- Exercise materials
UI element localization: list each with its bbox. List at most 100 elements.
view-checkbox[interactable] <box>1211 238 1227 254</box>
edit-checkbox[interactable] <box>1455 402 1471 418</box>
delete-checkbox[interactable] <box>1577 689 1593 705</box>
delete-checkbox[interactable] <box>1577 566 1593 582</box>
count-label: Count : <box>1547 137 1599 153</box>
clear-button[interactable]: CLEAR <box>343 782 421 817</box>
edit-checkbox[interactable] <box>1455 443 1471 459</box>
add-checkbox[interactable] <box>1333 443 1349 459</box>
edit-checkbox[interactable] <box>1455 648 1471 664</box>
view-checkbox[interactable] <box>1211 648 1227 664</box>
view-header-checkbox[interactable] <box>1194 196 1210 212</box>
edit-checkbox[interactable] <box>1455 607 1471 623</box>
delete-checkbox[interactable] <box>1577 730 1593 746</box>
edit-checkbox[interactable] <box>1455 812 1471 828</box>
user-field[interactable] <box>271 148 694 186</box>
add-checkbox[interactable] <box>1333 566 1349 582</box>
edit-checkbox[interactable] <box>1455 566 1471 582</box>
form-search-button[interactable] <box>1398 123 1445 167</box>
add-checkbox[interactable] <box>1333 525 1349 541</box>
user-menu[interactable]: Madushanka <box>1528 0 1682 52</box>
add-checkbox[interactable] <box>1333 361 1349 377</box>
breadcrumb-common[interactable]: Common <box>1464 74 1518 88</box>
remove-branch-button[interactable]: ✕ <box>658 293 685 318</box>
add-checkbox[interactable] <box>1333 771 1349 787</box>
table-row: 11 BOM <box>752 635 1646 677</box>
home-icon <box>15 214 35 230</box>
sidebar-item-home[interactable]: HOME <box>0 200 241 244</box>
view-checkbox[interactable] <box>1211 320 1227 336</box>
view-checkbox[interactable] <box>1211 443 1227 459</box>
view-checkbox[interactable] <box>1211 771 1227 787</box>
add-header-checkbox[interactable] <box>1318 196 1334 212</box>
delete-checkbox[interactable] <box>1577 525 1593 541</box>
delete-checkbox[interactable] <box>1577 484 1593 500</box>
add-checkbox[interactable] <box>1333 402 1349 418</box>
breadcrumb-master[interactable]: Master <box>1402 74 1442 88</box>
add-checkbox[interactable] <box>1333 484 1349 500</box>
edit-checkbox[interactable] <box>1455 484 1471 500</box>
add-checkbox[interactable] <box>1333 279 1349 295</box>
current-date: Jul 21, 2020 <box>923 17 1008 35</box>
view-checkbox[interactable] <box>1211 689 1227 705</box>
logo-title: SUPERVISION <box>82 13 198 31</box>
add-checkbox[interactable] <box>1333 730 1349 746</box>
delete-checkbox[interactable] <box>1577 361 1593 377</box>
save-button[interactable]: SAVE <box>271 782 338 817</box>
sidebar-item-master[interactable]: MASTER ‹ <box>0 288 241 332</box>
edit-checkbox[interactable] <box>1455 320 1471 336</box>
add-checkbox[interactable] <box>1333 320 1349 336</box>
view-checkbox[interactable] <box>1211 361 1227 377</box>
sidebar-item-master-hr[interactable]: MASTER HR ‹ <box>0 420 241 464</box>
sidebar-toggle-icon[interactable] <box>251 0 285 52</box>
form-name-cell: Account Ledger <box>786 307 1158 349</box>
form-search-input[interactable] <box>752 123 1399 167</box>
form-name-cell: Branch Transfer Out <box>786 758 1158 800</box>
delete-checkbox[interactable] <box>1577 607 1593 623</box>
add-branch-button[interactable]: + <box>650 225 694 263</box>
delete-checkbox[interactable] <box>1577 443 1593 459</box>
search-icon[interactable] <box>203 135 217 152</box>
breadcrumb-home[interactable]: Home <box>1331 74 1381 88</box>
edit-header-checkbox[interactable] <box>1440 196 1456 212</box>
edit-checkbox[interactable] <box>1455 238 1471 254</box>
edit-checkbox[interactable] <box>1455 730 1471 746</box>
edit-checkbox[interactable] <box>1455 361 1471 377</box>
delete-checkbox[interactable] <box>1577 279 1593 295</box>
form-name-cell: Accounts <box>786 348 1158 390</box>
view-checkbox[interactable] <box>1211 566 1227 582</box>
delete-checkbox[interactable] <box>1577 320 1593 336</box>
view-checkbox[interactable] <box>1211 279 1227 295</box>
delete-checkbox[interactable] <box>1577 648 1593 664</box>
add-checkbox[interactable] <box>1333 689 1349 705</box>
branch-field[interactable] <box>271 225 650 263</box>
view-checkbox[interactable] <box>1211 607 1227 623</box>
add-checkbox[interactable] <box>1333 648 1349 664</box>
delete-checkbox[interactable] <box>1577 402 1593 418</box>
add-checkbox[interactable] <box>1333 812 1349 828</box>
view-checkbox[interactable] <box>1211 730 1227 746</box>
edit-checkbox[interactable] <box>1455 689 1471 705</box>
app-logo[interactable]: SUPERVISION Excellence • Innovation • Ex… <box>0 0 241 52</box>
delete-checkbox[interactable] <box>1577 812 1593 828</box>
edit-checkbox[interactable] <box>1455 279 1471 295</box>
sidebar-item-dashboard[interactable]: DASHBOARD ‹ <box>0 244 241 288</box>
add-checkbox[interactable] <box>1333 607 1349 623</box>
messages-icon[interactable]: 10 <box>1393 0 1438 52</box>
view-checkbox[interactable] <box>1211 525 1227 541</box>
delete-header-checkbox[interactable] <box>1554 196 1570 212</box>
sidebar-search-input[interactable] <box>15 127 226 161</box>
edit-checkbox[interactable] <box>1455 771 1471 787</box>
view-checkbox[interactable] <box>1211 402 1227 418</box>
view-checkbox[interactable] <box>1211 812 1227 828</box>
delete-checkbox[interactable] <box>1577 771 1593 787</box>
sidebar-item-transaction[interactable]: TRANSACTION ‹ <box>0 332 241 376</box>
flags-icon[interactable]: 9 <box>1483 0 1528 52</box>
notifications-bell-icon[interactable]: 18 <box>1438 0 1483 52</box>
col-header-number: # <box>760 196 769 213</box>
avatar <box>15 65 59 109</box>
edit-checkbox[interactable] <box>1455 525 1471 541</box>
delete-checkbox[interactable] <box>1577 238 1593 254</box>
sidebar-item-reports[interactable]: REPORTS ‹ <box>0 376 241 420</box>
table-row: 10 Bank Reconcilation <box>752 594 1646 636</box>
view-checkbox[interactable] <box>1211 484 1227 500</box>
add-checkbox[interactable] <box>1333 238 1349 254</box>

- Written exercise
Please reproduce the entries verbatim, starting at the first line and ending at the line that contains "add-checkbox[interactable] <box>1333 771", with both of those lines included.

- Response
UI element localization: list each with its bbox. List at most 100 elements.
view-checkbox[interactable] <box>1211 238 1227 254</box>
edit-checkbox[interactable] <box>1455 402 1471 418</box>
delete-checkbox[interactable] <box>1577 689 1593 705</box>
delete-checkbox[interactable] <box>1577 566 1593 582</box>
count-label: Count : <box>1547 137 1599 153</box>
clear-button[interactable]: CLEAR <box>343 782 421 817</box>
edit-checkbox[interactable] <box>1455 443 1471 459</box>
add-checkbox[interactable] <box>1333 443 1349 459</box>
edit-checkbox[interactable] <box>1455 648 1471 664</box>
view-checkbox[interactable] <box>1211 648 1227 664</box>
view-header-checkbox[interactable] <box>1194 196 1210 212</box>
edit-checkbox[interactable] <box>1455 607 1471 623</box>
delete-checkbox[interactable] <box>1577 730 1593 746</box>
edit-checkbox[interactable] <box>1455 812 1471 828</box>
user-field[interactable] <box>271 148 694 186</box>
add-checkbox[interactable] <box>1333 566 1349 582</box>
edit-checkbox[interactable] <box>1455 566 1471 582</box>
form-search-button[interactable] <box>1398 123 1445 167</box>
add-checkbox[interactable] <box>1333 525 1349 541</box>
user-menu[interactable]: Madushanka <box>1528 0 1682 52</box>
add-checkbox[interactable] <box>1333 361 1349 377</box>
breadcrumb-common[interactable]: Common <box>1464 74 1518 88</box>
remove-branch-button[interactable]: ✕ <box>658 293 685 318</box>
add-checkbox[interactable] <box>1333 771 1349 787</box>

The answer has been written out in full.